#### WHAT YOU HAVE TO DO:
What follows is a listing; restate every line of it word for word.

#### GIVEN RECORDS:
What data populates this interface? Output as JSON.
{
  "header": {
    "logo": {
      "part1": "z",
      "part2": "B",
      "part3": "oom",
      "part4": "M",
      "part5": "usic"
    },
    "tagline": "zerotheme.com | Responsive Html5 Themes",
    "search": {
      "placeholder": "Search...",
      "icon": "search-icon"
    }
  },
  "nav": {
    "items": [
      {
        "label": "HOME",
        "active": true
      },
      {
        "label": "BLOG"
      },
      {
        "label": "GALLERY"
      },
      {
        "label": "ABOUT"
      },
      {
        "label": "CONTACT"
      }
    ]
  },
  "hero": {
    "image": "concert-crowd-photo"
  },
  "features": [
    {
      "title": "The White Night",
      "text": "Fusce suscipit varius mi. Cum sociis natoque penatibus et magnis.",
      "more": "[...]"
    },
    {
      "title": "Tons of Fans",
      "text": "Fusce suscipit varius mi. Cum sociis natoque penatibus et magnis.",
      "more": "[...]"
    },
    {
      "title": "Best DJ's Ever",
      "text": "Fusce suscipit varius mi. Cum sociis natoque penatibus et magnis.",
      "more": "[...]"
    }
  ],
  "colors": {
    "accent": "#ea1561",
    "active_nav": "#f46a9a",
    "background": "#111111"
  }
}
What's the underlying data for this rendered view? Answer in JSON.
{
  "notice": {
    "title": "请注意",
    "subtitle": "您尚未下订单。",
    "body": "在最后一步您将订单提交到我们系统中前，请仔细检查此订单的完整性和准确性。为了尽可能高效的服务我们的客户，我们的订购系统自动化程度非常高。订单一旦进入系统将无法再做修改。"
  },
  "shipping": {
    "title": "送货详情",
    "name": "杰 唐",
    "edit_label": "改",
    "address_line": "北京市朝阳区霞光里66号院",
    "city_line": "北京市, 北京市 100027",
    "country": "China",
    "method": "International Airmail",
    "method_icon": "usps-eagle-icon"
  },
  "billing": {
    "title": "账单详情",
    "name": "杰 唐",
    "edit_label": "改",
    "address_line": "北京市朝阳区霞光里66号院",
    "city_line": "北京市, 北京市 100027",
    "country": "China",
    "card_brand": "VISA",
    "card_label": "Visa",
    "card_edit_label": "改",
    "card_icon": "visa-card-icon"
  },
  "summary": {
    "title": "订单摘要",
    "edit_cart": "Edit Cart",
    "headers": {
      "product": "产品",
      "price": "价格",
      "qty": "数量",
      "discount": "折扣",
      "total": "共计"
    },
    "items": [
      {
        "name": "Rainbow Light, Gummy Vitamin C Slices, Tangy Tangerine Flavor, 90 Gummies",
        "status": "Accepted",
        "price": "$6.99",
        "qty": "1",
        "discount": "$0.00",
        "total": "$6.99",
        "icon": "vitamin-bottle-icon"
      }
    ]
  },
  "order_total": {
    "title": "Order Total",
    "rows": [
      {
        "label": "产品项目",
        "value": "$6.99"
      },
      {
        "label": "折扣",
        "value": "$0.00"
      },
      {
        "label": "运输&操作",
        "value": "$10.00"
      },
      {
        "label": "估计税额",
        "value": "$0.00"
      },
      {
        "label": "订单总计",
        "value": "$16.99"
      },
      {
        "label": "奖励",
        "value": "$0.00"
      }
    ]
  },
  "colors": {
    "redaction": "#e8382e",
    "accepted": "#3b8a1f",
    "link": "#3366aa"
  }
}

#### FINAL RESULT:
What data populates this interface? Output as JSON.
{
  "header": {
    "logo": {
      "part1": "z",
      "part2": "B",
      "part3": "oom",
      "part4": "M",
      "part5": "usic"
    },
    "tagline": "zerotheme.com | Responsive Html5 Themes",
    "search": {
      "placeholder": "Search...",
      "icon": "search-icon"
    }
  },
  "nav": {
    "items": [
      {
        "label": "HOME",
        "active": true
      },
      {
        "label": "BLOG"
      },
      {
        "label": "GALLERY"
      },
      {
        "label": "ABOUT"
      },
      {
        "label": "CONTACT"
      }
    ]
  },
  "hero": {
    "image": "concert-crowd-photo"
  },
  "features": [
    {
      "title": "The White Night",
      "text": "Fusce suscipit varius mi. Cum sociis natoque penatibus et magnis.",
      "more": "[...]"
    },
    {
      "title": "Tons of Fans",
      "text": "Fusce suscipit varius mi. Cum sociis natoque penatibus et magnis.",
      "more": "[...]"
    },
    {
      "title": "Best DJ's Ever",
      "text": "Fusce suscipit varius mi. Cum sociis natoque penatibus et magnis.",
      "more": "[...]"
    }
  ],
  "colors": {
    "accent": "#ea1561",
    "active_nav": "#f46a9a",
    "background": "#111111"
  }
}
What's the underlying data for this rendered view? Answer in JSON.
{
  "notice": {
    "title": "请注意",
    "subtitle": "您尚未下订单。",
    "body": "在最后一步您将订单提交到我们系统中前，请仔细检查此订单的完整性和准确性。为了尽可能高效的服务我们的客户，我们的订购系统自动化程度非常高。订单一旦进入系统将无法再做修改。"
  },
  "shipping": {
    "title": "送货详情",
    "name": "杰 唐",
    "edit_label": "改",
    "address_line": "北京市朝阳区霞光里66号院",
    "city_line": "北京市, 北京市 100027",
    "country": "China",
    "method": "International Airmail",
    "method_icon": "usps-eagle-icon"
  },
  "billing": {
    "title": "账单详情",
    "name": "杰 唐",
    "edit_label": "改",
    "address_line": "北京市朝阳区霞光里66号院",
    "city_line": "北京市, 北京市 100027",
    "country": "China",
    "card_brand": "VISA",
    "card_label": "Visa",
    "card_edit_label": "改",
    "card_icon": "visa-card-icon"
  },
  "summary": {
    "title": "订单摘要",
    "edit_cart": "Edit Cart",
    "headers": {
      "product": "产品",
      "price": "价格",
      "qty": "数量",
      "discount": "折扣",
      "total": "共计"
    },
    "items": [
      {
        "name": "Rainbow Light, Gummy Vitamin C Slices, Tangy Tangerine Flavor, 90 Gummies",
        "status": "Accepted",
        "price": "$6.99",
        "qty": "1",
        "discount": "$0.00",
        "total": "$6.99",
        "icon": "vitamin-bottle-icon"
      }
    ]
  },
  "order_total": {
    "title": "Order Total",
    "rows": [
      {
        "label": "产品项目",
        "value": "$6.99"
      },
      {
        "label": "折扣",
        "value": "$0.00"
      },
      {
        "label": "运输&操作",
        "value": "$10.00"
      },
      {
        "label": "估计税额",
        "value": "$0.00"
      },
      {
        "label": "订单总计",
        "value": "$16.99"
      },
      {
        "label": "奖励",
        "value": "$0.00"
      }
    ]
  },
  "colors": {
    "redaction": "#e8382e",
    "accepted": "#3b8a1f",
    "link": "#3366aa"
  }
}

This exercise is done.